**** Material provided ****

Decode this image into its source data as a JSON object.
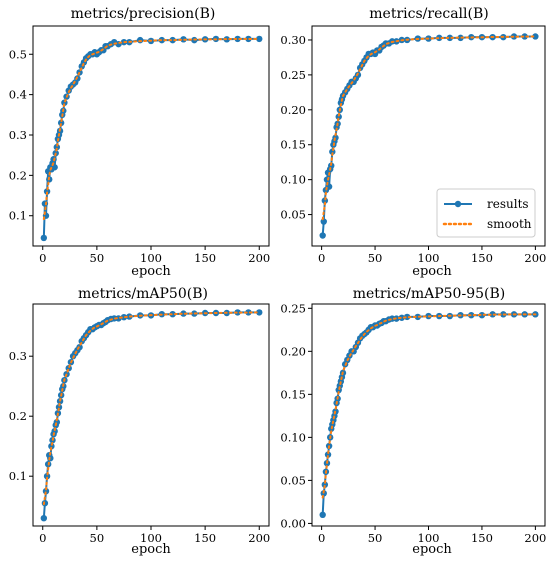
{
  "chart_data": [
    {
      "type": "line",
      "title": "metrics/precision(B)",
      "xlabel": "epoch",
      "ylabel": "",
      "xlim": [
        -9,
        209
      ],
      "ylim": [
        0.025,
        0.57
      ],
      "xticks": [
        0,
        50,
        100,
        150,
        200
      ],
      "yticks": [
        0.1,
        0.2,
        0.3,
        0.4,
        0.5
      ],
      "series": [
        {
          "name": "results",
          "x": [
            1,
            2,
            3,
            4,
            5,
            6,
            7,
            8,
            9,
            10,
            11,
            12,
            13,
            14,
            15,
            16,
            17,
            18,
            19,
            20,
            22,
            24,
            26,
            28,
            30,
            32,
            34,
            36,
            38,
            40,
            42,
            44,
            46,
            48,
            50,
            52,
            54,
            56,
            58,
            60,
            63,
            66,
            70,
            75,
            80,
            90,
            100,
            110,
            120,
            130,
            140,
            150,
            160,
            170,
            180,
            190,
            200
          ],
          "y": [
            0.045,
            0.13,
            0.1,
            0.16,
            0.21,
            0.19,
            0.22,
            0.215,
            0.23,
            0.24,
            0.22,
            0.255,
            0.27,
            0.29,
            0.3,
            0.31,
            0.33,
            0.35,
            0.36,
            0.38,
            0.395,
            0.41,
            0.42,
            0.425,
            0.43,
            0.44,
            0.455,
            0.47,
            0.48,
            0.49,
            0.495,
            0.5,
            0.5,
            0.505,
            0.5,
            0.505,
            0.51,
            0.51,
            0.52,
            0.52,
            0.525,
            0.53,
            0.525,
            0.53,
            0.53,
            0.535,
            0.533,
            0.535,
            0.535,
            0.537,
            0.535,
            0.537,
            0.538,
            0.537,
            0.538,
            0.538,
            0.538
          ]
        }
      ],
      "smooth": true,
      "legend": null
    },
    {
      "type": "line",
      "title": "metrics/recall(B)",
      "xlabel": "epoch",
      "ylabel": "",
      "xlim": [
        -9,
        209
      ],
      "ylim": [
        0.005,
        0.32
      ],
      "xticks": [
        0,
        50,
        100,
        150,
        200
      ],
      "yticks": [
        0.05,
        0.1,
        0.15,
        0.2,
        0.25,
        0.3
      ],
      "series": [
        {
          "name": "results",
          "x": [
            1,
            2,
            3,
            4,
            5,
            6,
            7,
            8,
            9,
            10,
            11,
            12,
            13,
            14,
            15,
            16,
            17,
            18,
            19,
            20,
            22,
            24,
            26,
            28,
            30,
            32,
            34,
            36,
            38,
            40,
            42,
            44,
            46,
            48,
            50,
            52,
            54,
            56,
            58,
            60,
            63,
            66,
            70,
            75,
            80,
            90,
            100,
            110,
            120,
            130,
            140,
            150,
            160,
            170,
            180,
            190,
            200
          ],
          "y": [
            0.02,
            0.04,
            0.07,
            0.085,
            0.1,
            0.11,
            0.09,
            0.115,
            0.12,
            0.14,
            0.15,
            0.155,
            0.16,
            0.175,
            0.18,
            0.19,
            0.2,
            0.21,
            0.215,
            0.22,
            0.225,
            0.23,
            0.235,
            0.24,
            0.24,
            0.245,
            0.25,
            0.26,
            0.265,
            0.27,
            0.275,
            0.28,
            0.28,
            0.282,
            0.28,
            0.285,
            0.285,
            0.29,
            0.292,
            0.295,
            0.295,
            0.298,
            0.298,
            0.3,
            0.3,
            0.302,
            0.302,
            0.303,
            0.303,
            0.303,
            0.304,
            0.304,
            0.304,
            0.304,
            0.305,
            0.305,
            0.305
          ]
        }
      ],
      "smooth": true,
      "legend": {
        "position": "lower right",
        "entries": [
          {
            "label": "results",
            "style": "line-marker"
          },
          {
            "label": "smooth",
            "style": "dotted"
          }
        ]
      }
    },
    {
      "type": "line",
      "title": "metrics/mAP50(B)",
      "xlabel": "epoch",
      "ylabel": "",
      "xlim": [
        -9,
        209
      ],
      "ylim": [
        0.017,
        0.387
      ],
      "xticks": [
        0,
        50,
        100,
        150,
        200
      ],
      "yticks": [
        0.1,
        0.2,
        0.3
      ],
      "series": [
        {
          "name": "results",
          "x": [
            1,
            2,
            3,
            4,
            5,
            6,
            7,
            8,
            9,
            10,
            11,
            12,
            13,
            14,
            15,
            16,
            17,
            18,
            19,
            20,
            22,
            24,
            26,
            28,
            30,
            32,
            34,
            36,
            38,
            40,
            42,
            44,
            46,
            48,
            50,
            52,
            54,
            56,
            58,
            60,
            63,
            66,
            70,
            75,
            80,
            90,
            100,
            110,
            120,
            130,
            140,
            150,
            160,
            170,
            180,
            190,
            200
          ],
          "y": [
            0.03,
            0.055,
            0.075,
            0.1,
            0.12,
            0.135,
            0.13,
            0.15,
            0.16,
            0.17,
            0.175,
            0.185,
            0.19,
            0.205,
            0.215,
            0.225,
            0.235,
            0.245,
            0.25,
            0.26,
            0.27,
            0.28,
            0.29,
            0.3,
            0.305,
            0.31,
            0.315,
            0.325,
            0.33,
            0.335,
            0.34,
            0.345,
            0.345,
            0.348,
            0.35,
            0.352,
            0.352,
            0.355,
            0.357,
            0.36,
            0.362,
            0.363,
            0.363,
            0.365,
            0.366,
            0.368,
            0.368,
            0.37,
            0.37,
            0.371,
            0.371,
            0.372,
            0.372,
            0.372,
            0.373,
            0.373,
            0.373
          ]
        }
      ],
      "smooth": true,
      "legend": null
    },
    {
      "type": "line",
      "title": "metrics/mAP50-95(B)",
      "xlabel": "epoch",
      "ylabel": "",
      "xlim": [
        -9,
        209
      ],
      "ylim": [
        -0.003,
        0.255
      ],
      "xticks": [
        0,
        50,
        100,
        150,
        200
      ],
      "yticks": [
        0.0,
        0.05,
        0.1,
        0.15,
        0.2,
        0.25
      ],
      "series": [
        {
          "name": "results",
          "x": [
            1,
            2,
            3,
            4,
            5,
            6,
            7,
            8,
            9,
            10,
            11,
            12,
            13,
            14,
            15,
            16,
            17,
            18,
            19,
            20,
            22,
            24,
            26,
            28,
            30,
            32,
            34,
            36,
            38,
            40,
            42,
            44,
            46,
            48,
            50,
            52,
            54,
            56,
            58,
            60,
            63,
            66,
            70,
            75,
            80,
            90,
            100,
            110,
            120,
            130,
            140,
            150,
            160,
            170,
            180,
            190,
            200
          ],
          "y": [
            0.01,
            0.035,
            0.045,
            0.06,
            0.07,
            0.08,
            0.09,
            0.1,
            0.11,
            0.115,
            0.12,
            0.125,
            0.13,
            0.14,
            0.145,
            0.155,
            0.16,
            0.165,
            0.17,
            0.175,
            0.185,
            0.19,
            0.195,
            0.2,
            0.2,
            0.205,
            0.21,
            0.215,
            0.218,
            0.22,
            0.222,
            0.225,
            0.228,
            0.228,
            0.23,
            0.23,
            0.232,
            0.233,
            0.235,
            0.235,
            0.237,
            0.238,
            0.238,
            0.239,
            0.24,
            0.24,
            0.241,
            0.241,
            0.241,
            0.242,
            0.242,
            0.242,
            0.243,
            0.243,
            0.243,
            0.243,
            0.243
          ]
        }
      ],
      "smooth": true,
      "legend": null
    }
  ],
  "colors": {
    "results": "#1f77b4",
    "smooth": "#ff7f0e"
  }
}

****
**** Material provided ****

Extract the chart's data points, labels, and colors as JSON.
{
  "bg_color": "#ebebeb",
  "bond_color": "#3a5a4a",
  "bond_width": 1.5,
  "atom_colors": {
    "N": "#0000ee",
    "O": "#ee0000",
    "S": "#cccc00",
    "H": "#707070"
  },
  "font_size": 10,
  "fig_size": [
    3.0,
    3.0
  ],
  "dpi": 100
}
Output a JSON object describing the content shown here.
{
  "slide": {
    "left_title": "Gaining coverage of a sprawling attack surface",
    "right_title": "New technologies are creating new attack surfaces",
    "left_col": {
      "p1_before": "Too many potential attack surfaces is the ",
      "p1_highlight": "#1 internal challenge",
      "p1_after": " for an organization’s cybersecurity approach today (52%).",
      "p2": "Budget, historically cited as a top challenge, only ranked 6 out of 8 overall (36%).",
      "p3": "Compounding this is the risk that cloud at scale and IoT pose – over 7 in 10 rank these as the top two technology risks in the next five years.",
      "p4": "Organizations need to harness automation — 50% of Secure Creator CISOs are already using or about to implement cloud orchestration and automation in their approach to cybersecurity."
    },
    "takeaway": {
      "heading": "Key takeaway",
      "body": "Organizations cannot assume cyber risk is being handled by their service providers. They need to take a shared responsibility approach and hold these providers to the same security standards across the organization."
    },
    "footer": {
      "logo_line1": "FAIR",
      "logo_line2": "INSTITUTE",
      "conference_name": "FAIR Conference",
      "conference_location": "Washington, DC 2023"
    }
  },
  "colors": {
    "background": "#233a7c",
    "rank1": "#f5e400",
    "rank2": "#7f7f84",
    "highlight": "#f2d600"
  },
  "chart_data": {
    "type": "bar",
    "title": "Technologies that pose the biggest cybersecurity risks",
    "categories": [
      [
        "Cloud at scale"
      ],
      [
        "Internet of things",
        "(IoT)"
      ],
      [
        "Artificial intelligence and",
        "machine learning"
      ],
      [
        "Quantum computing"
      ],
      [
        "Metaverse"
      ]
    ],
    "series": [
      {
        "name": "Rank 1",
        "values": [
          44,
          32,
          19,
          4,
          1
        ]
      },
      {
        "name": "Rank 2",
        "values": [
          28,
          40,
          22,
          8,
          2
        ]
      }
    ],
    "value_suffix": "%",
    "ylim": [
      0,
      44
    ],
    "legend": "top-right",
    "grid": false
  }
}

****

> _Task requirements_
In the listing above, locate each line with "metrics" and copy it.

> _Task output_
      "title": "metrics/precision(B)",
      "title": "metrics/recall(B)",
      "title": "metrics/mAP50(B)",
      "title": "metrics/mAP50-95(B)",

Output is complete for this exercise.